> **What is being asked**
Count how many lines hold the string "Downstream". Answer with that number and nothing more.

> **Supplied material**
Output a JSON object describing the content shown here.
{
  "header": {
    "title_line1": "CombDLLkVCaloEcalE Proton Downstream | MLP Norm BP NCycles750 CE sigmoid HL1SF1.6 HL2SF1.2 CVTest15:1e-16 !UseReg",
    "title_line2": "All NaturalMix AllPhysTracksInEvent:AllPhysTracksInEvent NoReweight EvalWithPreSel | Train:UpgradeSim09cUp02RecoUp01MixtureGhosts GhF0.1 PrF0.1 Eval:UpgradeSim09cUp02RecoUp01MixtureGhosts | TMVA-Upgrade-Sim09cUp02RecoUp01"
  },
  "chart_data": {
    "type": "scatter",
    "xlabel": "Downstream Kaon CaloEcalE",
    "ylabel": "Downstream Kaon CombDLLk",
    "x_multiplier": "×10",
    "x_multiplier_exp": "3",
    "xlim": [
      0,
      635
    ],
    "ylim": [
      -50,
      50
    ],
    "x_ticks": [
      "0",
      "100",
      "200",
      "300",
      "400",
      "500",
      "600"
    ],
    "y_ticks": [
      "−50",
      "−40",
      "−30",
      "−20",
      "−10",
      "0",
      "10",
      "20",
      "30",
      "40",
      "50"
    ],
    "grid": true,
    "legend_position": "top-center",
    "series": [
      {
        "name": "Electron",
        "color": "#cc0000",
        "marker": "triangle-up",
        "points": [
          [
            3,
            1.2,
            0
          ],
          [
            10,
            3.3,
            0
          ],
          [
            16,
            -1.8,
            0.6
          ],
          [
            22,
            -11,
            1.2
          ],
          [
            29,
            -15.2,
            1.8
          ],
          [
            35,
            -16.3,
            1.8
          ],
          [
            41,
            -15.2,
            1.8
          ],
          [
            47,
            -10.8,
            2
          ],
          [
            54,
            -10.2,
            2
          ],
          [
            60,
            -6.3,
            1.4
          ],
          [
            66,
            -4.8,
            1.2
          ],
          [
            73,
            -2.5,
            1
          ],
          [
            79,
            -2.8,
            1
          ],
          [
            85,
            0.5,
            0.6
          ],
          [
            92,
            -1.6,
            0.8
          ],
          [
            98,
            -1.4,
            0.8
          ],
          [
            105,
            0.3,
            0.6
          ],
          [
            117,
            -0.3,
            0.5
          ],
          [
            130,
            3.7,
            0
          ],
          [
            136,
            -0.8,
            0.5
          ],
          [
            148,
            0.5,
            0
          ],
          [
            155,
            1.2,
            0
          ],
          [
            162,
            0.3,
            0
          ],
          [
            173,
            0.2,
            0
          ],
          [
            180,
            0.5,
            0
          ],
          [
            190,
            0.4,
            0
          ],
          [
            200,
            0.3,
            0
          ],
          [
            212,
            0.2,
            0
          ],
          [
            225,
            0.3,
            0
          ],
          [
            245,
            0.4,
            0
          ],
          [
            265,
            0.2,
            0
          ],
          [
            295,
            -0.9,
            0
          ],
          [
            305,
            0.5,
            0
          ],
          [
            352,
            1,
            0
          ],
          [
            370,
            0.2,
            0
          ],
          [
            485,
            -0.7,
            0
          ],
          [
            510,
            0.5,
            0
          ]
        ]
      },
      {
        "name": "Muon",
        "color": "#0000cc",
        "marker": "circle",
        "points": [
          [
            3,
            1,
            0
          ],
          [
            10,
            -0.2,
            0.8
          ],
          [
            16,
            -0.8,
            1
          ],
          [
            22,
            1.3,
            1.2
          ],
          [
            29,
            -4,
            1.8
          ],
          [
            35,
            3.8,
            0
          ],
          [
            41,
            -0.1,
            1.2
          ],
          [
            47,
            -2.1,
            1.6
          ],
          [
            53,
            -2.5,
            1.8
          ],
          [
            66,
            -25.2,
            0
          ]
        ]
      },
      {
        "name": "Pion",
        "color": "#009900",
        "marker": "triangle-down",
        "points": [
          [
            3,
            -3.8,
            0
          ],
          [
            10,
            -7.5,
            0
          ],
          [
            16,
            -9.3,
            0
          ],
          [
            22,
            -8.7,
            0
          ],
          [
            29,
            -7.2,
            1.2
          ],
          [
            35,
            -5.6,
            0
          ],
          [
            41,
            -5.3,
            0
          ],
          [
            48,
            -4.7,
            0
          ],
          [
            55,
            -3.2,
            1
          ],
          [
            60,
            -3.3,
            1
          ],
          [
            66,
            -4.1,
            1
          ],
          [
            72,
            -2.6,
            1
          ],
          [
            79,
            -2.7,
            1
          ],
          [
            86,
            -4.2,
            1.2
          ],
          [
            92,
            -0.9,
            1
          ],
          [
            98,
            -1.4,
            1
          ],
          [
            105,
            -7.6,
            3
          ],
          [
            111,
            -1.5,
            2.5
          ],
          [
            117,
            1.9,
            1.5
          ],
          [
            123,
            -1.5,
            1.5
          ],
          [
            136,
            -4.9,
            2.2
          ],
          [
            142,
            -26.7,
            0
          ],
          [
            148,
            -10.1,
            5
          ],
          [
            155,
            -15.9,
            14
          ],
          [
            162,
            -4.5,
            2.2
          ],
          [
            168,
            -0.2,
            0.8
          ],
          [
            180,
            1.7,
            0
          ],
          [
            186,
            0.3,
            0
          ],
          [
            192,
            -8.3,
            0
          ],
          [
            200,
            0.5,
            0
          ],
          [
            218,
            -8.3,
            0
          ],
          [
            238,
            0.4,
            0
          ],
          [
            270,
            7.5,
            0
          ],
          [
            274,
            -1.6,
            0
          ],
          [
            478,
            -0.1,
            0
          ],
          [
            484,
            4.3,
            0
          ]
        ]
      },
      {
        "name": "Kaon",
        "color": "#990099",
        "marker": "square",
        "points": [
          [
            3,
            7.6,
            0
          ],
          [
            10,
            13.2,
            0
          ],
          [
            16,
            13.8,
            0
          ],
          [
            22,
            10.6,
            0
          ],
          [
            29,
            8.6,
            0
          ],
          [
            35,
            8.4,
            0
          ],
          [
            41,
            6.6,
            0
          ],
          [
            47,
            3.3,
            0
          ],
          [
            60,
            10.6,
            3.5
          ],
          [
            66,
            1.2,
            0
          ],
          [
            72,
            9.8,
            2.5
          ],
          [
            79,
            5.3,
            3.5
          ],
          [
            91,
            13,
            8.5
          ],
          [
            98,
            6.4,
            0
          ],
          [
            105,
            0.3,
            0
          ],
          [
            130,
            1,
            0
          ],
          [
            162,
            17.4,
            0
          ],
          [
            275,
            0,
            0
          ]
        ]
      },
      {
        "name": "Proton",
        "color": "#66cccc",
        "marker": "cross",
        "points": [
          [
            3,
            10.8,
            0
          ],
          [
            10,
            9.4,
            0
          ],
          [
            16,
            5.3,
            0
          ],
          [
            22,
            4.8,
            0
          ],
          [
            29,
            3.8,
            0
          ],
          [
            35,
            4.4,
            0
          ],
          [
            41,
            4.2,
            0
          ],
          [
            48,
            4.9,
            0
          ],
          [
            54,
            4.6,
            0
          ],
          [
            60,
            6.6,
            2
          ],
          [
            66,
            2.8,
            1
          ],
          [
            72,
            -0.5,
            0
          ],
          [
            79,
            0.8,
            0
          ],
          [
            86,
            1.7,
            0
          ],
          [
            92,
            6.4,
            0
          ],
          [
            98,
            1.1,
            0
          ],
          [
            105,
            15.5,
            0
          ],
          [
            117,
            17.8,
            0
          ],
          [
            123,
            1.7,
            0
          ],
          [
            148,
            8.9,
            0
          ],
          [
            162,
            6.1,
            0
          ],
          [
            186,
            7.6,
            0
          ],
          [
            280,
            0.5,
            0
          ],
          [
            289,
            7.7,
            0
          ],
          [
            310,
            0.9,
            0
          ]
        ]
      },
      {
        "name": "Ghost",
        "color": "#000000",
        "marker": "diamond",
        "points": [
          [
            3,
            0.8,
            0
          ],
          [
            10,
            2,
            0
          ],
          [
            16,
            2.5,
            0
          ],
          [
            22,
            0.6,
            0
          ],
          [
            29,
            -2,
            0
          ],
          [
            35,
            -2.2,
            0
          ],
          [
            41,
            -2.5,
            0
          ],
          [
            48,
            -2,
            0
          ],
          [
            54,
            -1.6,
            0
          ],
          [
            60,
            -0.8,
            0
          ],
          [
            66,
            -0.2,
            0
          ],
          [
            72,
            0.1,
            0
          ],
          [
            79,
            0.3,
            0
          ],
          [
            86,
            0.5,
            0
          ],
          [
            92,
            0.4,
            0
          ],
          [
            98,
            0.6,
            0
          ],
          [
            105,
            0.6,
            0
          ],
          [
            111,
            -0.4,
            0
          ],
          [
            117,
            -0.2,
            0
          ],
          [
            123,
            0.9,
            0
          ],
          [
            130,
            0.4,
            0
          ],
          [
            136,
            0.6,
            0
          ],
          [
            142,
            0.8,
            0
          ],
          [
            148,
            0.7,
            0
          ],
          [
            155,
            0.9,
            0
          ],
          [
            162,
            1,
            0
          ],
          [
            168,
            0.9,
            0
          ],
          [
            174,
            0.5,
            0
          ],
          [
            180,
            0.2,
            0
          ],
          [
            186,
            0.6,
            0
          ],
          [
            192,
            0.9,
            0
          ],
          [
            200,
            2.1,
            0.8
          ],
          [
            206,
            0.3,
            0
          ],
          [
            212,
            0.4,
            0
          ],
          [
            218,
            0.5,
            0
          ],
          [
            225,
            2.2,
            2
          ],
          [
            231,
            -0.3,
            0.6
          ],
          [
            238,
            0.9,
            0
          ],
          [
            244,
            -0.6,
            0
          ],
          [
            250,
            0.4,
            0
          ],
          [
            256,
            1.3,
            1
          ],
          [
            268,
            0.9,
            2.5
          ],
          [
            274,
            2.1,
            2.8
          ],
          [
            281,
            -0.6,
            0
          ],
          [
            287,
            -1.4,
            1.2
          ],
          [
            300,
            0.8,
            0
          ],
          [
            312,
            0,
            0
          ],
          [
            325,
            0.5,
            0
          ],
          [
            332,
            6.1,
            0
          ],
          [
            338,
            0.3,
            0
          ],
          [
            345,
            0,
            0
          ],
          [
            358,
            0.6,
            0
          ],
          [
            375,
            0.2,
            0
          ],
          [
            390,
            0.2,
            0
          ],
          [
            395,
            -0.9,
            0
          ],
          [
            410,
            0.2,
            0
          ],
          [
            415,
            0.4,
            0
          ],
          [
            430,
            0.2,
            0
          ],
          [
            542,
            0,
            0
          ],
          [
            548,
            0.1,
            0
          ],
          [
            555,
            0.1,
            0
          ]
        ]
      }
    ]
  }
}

> **Finished exercise**
3